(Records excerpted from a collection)
= = = = =

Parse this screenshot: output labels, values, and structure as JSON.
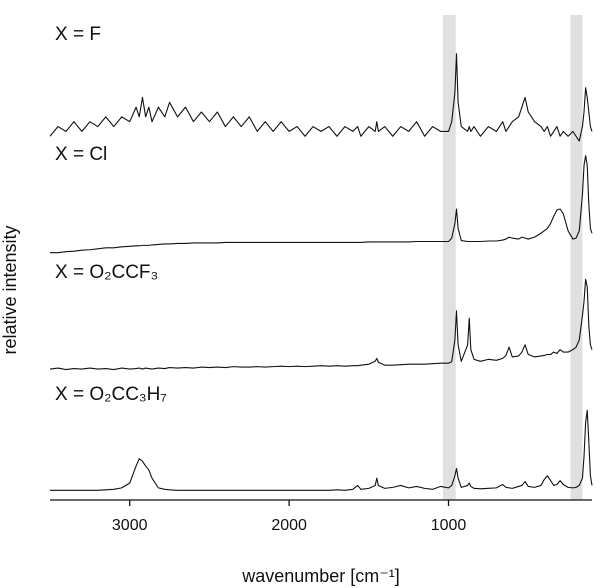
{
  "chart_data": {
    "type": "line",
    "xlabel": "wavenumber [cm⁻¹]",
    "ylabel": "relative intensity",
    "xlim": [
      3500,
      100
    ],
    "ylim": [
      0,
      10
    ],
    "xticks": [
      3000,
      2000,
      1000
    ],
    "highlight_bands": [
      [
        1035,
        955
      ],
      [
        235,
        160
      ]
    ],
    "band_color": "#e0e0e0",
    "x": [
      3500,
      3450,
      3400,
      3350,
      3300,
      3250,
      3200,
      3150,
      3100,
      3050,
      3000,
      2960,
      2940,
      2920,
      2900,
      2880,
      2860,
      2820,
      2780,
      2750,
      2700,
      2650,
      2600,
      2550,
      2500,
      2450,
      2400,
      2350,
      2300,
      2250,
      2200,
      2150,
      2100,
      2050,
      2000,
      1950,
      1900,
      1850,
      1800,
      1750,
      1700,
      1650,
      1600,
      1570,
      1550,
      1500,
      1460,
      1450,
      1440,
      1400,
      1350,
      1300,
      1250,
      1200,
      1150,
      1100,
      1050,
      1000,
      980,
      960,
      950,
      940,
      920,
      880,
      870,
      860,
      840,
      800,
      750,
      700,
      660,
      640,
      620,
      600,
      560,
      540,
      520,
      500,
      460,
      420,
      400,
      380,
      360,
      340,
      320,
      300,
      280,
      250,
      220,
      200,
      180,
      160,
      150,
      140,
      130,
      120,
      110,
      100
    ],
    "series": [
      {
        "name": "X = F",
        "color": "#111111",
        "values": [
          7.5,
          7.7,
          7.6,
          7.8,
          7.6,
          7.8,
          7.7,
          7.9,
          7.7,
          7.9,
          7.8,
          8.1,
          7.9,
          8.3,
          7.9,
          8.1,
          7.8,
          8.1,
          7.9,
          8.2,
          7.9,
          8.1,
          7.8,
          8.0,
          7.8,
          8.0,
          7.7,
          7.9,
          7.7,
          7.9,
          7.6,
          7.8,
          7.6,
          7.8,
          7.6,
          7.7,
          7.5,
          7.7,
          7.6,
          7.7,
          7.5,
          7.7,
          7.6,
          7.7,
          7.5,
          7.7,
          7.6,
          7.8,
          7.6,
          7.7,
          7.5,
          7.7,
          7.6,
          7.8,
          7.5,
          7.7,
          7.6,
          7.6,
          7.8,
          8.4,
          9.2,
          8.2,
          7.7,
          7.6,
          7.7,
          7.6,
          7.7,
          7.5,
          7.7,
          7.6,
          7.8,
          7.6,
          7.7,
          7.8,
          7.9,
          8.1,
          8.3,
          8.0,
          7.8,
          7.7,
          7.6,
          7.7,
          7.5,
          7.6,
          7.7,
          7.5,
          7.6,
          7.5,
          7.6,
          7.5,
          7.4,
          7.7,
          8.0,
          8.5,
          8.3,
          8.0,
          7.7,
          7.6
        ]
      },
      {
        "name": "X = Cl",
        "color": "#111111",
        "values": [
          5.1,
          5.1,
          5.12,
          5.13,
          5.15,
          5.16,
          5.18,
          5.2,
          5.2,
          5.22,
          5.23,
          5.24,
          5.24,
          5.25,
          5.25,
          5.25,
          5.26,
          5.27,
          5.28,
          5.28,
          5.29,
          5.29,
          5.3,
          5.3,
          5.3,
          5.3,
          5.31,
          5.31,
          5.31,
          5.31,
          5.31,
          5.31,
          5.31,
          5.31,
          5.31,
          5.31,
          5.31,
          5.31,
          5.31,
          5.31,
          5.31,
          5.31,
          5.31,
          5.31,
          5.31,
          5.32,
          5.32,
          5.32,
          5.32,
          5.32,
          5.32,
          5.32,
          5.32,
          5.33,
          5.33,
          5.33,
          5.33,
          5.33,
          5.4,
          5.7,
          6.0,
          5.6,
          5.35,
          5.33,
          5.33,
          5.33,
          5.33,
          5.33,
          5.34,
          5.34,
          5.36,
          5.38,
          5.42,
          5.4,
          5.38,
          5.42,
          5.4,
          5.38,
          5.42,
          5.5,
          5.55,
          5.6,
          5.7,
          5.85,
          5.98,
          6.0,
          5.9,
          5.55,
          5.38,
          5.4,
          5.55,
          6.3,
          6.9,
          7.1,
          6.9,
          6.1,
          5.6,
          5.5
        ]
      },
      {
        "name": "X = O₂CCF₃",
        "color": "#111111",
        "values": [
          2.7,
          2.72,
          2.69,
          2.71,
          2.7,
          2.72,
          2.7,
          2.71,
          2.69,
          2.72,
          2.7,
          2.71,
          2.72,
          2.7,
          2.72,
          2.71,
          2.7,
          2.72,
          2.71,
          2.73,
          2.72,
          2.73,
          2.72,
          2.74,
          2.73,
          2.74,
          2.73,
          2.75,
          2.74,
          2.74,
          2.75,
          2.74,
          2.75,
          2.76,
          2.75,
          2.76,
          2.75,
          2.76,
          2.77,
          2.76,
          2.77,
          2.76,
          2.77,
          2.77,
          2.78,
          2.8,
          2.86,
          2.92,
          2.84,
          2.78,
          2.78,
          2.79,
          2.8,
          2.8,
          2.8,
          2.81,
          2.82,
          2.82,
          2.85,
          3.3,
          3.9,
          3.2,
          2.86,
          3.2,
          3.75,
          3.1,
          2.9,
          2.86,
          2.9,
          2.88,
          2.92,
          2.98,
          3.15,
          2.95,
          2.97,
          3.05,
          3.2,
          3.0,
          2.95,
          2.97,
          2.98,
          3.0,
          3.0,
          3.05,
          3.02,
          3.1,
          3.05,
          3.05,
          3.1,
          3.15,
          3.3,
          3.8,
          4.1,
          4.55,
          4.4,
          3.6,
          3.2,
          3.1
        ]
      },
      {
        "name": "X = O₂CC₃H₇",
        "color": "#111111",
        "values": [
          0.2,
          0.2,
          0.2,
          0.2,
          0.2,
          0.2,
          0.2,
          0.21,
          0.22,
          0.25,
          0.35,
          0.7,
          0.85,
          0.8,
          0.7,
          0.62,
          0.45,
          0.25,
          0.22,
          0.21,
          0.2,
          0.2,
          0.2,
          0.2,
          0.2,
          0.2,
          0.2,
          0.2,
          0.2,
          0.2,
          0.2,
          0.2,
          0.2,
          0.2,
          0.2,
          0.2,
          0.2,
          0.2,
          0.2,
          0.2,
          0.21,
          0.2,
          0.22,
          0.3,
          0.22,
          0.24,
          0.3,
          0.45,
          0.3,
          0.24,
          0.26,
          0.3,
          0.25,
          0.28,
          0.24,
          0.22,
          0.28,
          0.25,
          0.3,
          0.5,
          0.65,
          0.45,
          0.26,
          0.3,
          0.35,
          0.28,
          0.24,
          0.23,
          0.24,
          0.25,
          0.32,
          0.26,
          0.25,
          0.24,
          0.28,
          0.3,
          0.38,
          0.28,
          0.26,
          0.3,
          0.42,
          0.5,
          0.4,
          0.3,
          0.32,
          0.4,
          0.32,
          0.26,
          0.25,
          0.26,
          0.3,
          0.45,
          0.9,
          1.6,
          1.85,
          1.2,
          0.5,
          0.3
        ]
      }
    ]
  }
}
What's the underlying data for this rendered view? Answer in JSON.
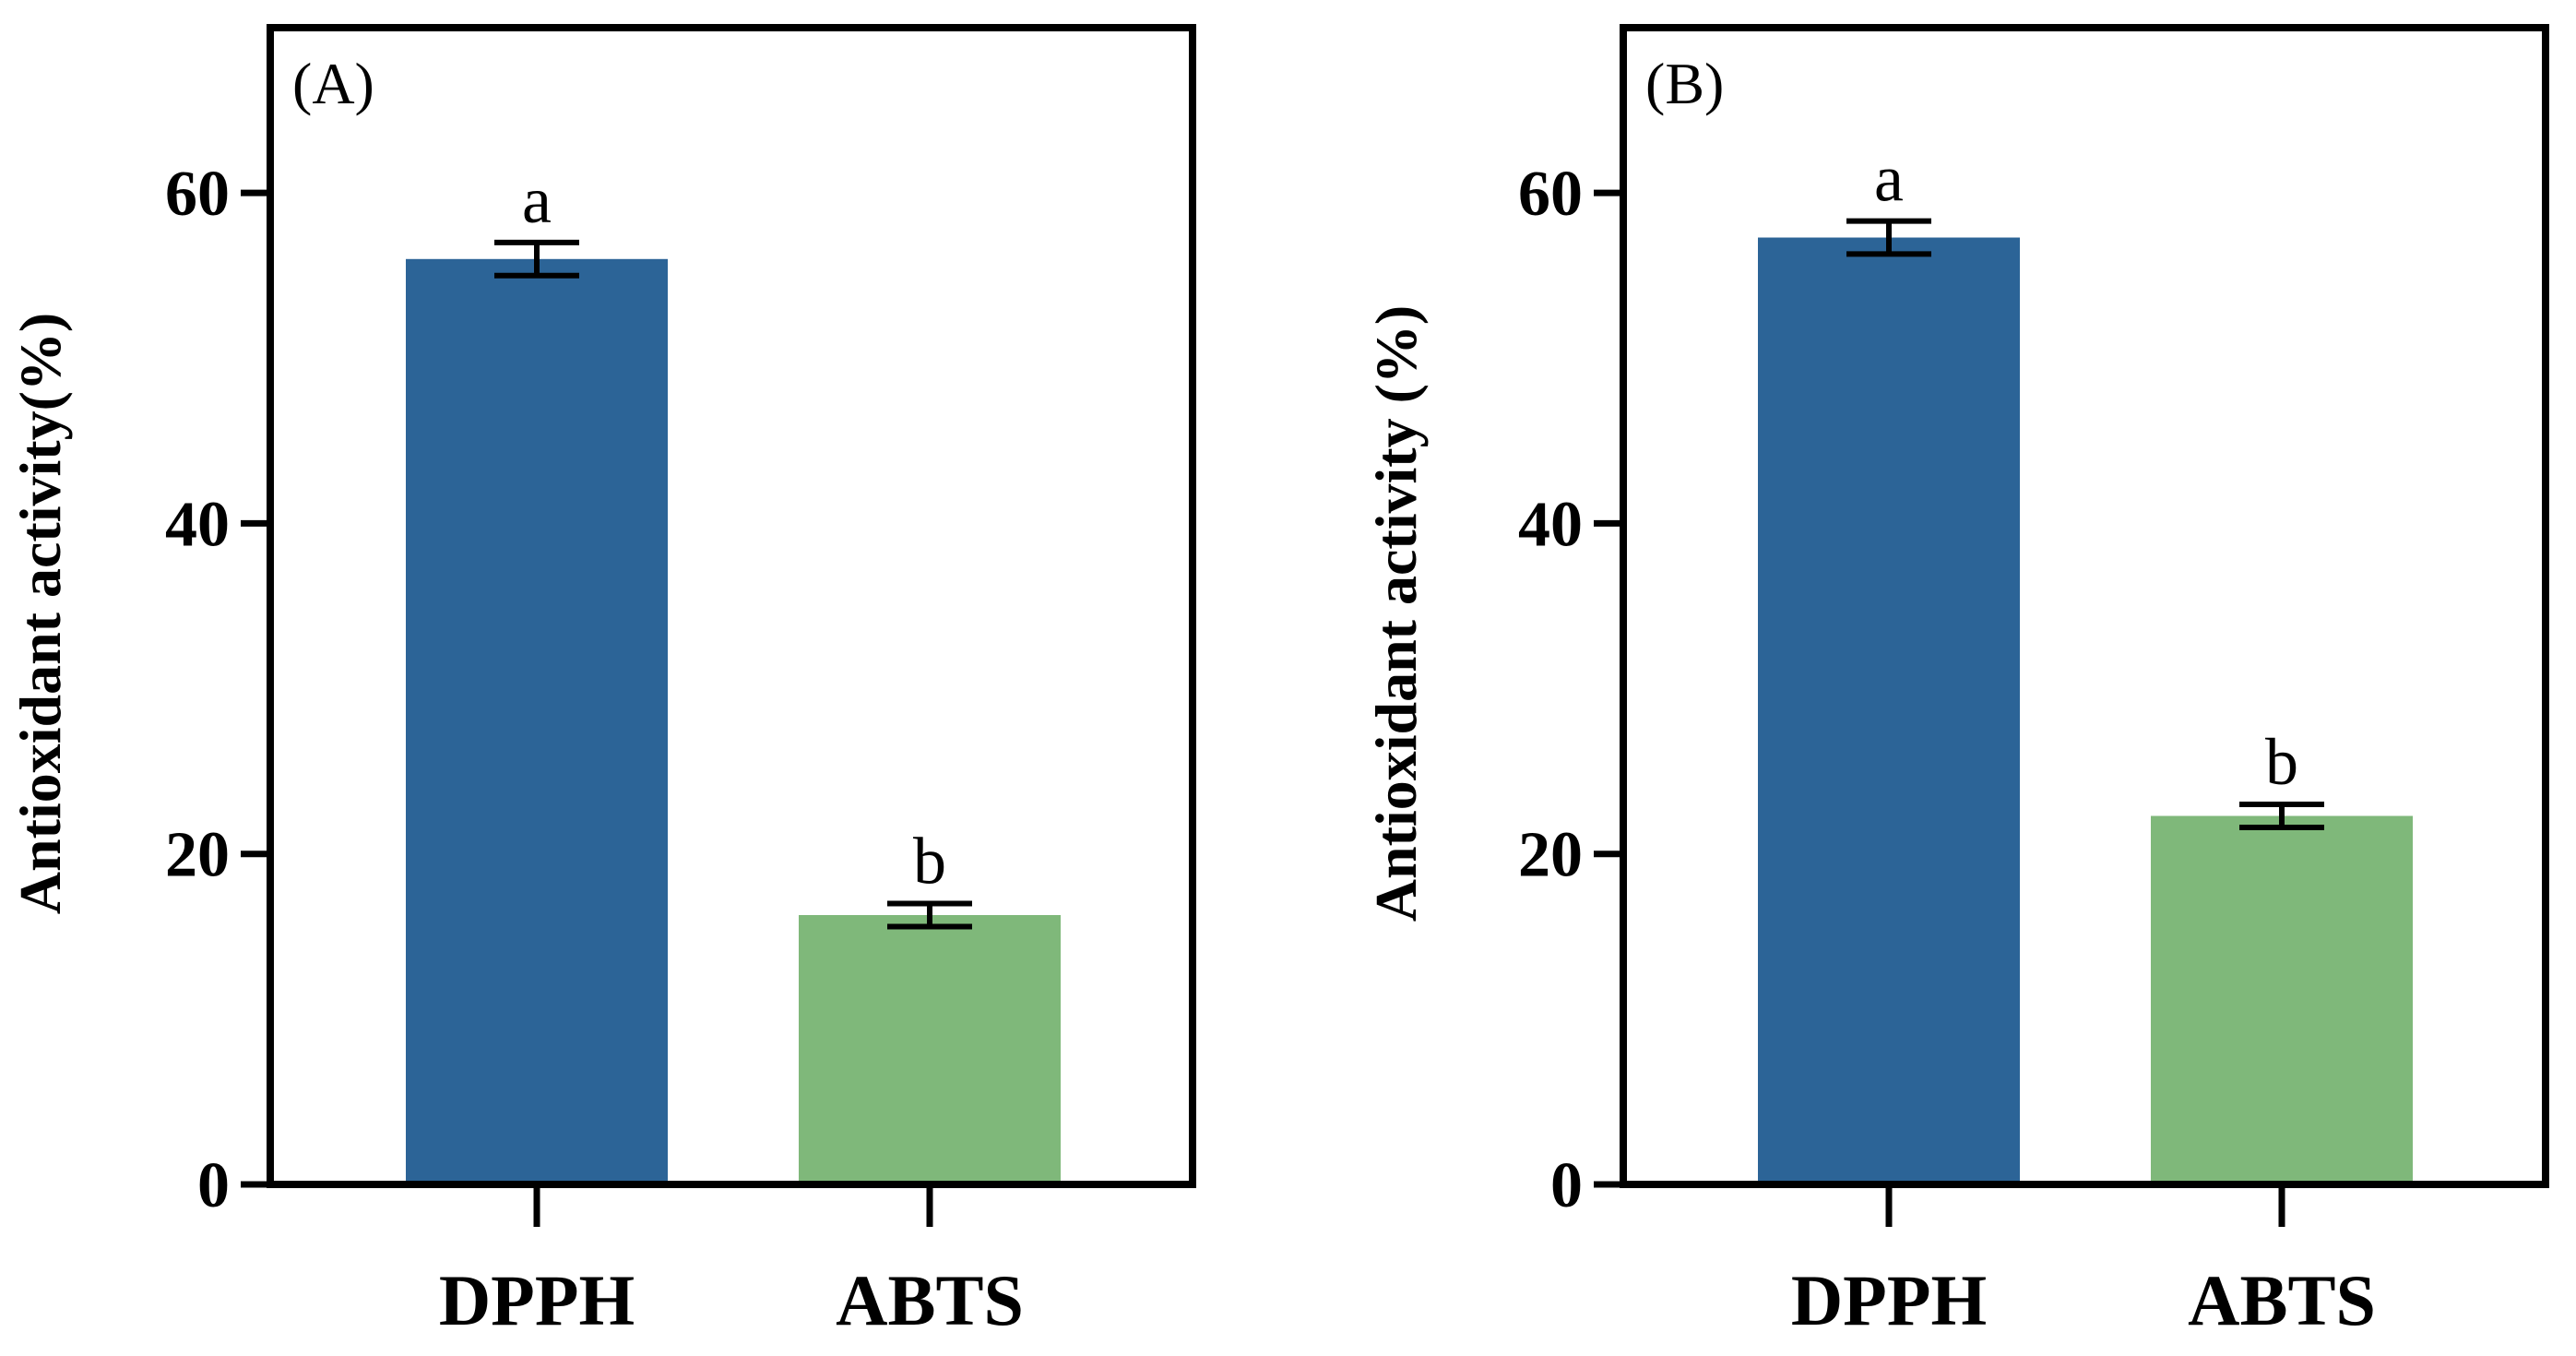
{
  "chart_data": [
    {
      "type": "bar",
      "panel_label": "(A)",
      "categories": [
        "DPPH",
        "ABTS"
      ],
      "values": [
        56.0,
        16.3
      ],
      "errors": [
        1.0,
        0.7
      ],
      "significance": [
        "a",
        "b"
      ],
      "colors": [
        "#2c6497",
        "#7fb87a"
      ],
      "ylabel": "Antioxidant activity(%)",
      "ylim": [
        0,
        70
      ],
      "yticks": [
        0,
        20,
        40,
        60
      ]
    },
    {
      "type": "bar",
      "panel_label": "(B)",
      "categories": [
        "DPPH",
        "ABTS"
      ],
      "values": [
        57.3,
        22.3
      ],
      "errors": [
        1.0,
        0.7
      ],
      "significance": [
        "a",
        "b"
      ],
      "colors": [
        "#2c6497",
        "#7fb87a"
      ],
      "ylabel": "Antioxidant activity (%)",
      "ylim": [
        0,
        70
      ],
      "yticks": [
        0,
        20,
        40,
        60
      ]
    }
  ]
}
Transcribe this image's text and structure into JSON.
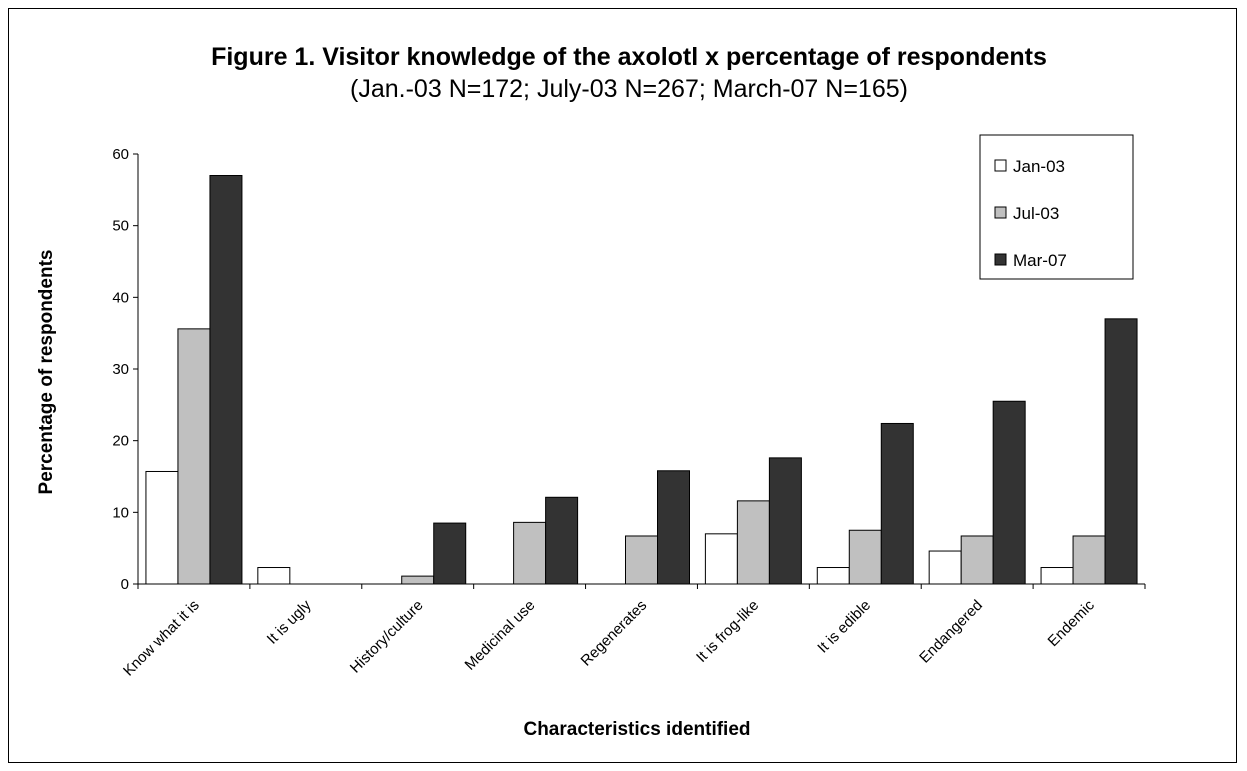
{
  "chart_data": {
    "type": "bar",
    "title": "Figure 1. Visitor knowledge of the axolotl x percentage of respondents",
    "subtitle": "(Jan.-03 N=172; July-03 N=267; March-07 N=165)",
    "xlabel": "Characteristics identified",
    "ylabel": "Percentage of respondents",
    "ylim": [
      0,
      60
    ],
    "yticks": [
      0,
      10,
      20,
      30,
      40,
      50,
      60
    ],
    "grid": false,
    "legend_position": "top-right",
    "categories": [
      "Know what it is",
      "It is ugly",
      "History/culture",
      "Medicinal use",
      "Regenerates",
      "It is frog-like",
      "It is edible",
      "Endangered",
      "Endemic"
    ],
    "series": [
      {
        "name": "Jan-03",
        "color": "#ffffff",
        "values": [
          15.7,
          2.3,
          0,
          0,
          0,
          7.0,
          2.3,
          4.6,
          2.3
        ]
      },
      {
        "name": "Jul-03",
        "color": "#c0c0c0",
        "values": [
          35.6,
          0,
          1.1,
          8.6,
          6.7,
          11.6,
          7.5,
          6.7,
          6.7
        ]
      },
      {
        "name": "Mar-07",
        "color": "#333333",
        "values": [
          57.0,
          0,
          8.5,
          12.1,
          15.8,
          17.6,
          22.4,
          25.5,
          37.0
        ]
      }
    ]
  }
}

= = = = =

### GIVEN INSTRUCTION
Quote exactly, and only, the lines from the one containing "Transcribe this image's" through the last line of the records above, both included; leave out any pictures.

### THE REPLY
Transcribe this image's text and structure into JSON.
{
  "chart_data": {
    "type": "bar",
    "title": "Figure 1. Visitor knowledge of the axolotl x percentage of respondents",
    "subtitle": "(Jan.-03 N=172; July-03 N=267; March-07 N=165)",
    "xlabel": "Characteristics identified",
    "ylabel": "Percentage of respondents",
    "ylim": [
      0,
      60
    ],
    "yticks": [
      0,
      10,
      20,
      30,
      40,
      50,
      60
    ],
    "grid": false,
    "legend_position": "top-right",
    "categories": [
      "Know what it is",
      "It is ugly",
      "History/culture",
      "Medicinal use",
      "Regenerates",
      "It is frog-like",
      "It is edible",
      "Endangered",
      "Endemic"
    ],
    "series": [
      {
        "name": "Jan-03",
        "color": "#ffffff",
        "values": [
          15.7,
          2.3,
          0,
          0,
          0,
          7.0,
          2.3,
          4.6,
          2.3
        ]
      },
      {
        "name": "Jul-03",
        "color": "#c0c0c0",
        "values": [
          35.6,
          0,
          1.1,
          8.6,
          6.7,
          11.6,
          7.5,
          6.7,
          6.7
        ]
      },
      {
        "name": "Mar-07",
        "color": "#333333",
        "values": [
          57.0,
          0,
          8.5,
          12.1,
          15.8,
          17.6,
          22.4,
          25.5,
          37.0
        ]
      }
    ]
  }
}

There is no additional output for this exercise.